WHAT YOU SHOULD DO:
Each entry below must be repeated word for word.

##### SUPPLIED MATERIAL

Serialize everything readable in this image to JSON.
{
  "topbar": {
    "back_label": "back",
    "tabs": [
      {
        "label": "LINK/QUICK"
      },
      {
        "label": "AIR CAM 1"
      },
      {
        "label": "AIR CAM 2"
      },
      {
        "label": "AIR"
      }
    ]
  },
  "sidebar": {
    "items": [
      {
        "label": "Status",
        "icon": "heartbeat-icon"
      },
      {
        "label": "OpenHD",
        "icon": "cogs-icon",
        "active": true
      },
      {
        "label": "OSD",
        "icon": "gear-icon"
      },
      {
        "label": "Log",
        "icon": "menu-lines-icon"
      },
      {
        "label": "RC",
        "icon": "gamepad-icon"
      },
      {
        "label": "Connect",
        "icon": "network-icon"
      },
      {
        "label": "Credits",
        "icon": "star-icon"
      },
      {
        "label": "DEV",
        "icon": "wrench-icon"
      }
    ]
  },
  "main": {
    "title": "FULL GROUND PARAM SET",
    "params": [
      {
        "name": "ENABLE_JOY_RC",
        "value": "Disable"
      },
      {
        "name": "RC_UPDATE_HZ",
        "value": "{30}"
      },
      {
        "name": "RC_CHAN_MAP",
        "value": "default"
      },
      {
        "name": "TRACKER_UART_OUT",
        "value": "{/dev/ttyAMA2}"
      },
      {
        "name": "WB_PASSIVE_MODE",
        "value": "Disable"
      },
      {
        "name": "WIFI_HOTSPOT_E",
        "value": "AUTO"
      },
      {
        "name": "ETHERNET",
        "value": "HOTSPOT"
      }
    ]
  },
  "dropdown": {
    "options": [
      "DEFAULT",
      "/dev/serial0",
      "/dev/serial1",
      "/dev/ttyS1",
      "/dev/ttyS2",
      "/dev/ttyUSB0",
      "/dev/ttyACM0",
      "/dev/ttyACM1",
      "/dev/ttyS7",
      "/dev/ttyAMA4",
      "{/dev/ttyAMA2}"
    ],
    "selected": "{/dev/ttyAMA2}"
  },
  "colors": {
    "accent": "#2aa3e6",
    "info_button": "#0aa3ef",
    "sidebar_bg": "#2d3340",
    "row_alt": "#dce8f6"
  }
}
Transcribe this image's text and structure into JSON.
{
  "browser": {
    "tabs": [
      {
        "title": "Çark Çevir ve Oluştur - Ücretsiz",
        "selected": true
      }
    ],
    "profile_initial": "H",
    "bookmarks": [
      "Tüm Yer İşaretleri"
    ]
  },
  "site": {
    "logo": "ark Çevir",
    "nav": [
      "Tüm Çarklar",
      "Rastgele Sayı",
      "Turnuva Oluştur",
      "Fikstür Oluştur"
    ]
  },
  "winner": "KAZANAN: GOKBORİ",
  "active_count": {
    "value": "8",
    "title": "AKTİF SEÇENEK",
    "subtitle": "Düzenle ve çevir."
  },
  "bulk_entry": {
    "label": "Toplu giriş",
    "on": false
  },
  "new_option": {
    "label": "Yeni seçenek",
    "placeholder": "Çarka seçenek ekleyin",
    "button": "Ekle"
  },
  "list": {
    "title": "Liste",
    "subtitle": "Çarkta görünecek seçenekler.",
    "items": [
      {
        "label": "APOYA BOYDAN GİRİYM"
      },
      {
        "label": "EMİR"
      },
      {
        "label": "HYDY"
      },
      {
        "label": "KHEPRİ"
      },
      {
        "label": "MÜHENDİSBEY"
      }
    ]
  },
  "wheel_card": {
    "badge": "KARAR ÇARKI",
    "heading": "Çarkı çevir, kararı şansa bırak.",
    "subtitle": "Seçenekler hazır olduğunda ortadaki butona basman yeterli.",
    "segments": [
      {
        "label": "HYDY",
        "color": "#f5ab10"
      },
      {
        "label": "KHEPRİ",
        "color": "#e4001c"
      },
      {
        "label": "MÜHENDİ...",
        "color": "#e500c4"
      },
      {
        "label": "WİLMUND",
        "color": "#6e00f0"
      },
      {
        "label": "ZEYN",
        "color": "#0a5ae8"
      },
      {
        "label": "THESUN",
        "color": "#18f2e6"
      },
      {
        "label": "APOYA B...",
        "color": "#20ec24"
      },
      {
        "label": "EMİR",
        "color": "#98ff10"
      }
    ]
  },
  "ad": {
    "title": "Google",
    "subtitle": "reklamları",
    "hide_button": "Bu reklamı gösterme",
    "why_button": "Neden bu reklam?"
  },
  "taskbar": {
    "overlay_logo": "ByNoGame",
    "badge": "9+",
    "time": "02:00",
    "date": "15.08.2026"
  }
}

##########

RESULT FOR THIS TASK:
Serialize everything readable in this image to JSON.
{
  "topbar": {
    "back_label": "back",
    "tabs": [
      {
        "label": "LINK/QUICK"
      },
      {
        "label": "AIR CAM 1"
      },
      {
        "label": "AIR CAM 2"
      },
      {
        "label": "AIR"
      }
    ]
  },
  "sidebar": {
    "items": [
      {
        "label": "Status",
        "icon": "heartbeat-icon"
      },
      {
        "label": "OpenHD",
        "icon": "cogs-icon",
        "active": true
      },
      {
        "label": "OSD",
        "icon": "gear-icon"
      },
      {
        "label": "Log",
        "icon": "menu-lines-icon"
      },
      {
        "label": "RC",
        "icon": "gamepad-icon"
      },
      {
        "label": "Connect",
        "icon": "network-icon"
      },
      {
        "label": "Credits",
        "icon": "star-icon"
      },
      {
        "label": "DEV",
        "icon": "wrench-icon"
      }
    ]
  },
  "main": {
    "title": "FULL GROUND PARAM SET",
    "params": [
      {
        "name": "ENABLE_JOY_RC",
        "value": "Disable"
      },
      {
        "name": "RC_UPDATE_HZ",
        "value": "{30}"
      },
      {
        "name": "RC_CHAN_MAP",
        "value": "default"
      },
      {
        "name": "TRACKER_UART_OUT",
        "value": "{/dev/ttyAMA2}"
      },
      {
        "name": "WB_PASSIVE_MODE",
        "value": "Disable"
      },
      {
        "name": "WIFI_HOTSPOT_E",
        "value": "AUTO"
      },
      {
        "name": "ETHERNET",
        "value": "HOTSPOT"
      }
    ]
  },
  "dropdown": {
    "options": [
      "DEFAULT",
      "/dev/serial0",
      "/dev/serial1",
      "/dev/ttyS1",
      "/dev/ttyS2",
      "/dev/ttyUSB0",
      "/dev/ttyACM0",
      "/dev/ttyACM1",
      "/dev/ttyS7",
      "/dev/ttyAMA4",
      "{/dev/ttyAMA2}"
    ],
    "selected": "{/dev/ttyAMA2}"
  },
  "colors": {
    "accent": "#2aa3e6",
    "info_button": "#0aa3ef",
    "sidebar_bg": "#2d3340",
    "row_alt": "#dce8f6"
  }
}
Transcribe this image's text and structure into JSON.
{
  "browser": {
    "tabs": [
      {
        "title": "Çark Çevir ve Oluştur - Ücretsiz",
        "selected": true
      }
    ],
    "profile_initial": "H",
    "bookmarks": [
      "Tüm Yer İşaretleri"
    ]
  },
  "site": {
    "logo": "ark Çevir",
    "nav": [
      "Tüm Çarklar",
      "Rastgele Sayı",
      "Turnuva Oluştur",
      "Fikstür Oluştur"
    ]
  },
  "winner": "KAZANAN: GOKBORİ",
  "active_count": {
    "value": "8",
    "title": "AKTİF SEÇENEK",
    "subtitle": "Düzenle ve çevir."
  },
  "bulk_entry": {
    "label": "Toplu giriş",
    "on": false
  },
  "new_option": {
    "label": "Yeni seçenek",
    "placeholder": "Çarka seçenek ekleyin",
    "button": "Ekle"
  },
  "list": {
    "title": "Liste",
    "subtitle": "Çarkta görünecek seçenekler.",
    "items": [
      {
        "label": "APOYA BOYDAN GİRİYM"
      },
      {
        "label": "EMİR"
      },
      {
        "label": "HYDY"
      },
      {
        "label": "KHEPRİ"
      },
      {
        "label": "MÜHENDİSBEY"
      }
    ]
  },
  "wheel_card": {
    "badge": "KARAR ÇARKI",
    "heading": "Çarkı çevir, kararı şansa bırak.",
    "subtitle": "Seçenekler hazır olduğunda ortadaki butona basman yeterli.",
    "segments": [
      {
        "label": "HYDY",
        "color": "#f5ab10"
      },
      {
        "label": "KHEPRİ",
        "color": "#e4001c"
      },
      {
        "label": "MÜHENDİ...",
        "color": "#e500c4"
      },
      {
        "label": "WİLMUND",
        "color": "#6e00f0"
      },
      {
        "label": "ZEYN",
        "color": "#0a5ae8"
      },
      {
        "label": "THESUN",
        "color": "#18f2e6"
      },
      {
        "label": "APOYA B...",
        "color": "#20ec24"
      },
      {
        "label": "EMİR",
        "color": "#98ff10"
      }
    ]
  },
  "ad": {
    "title": "Google",
    "subtitle": "reklamları",
    "hide_button": "Bu reklamı gösterme",
    "why_button": "Neden bu reklam?"
  },
  "taskbar": {
    "overlay_logo": "ByNoGame",
    "badge": "9+",
    "time": "02:00",
    "date": "15.08.2026"
  }
}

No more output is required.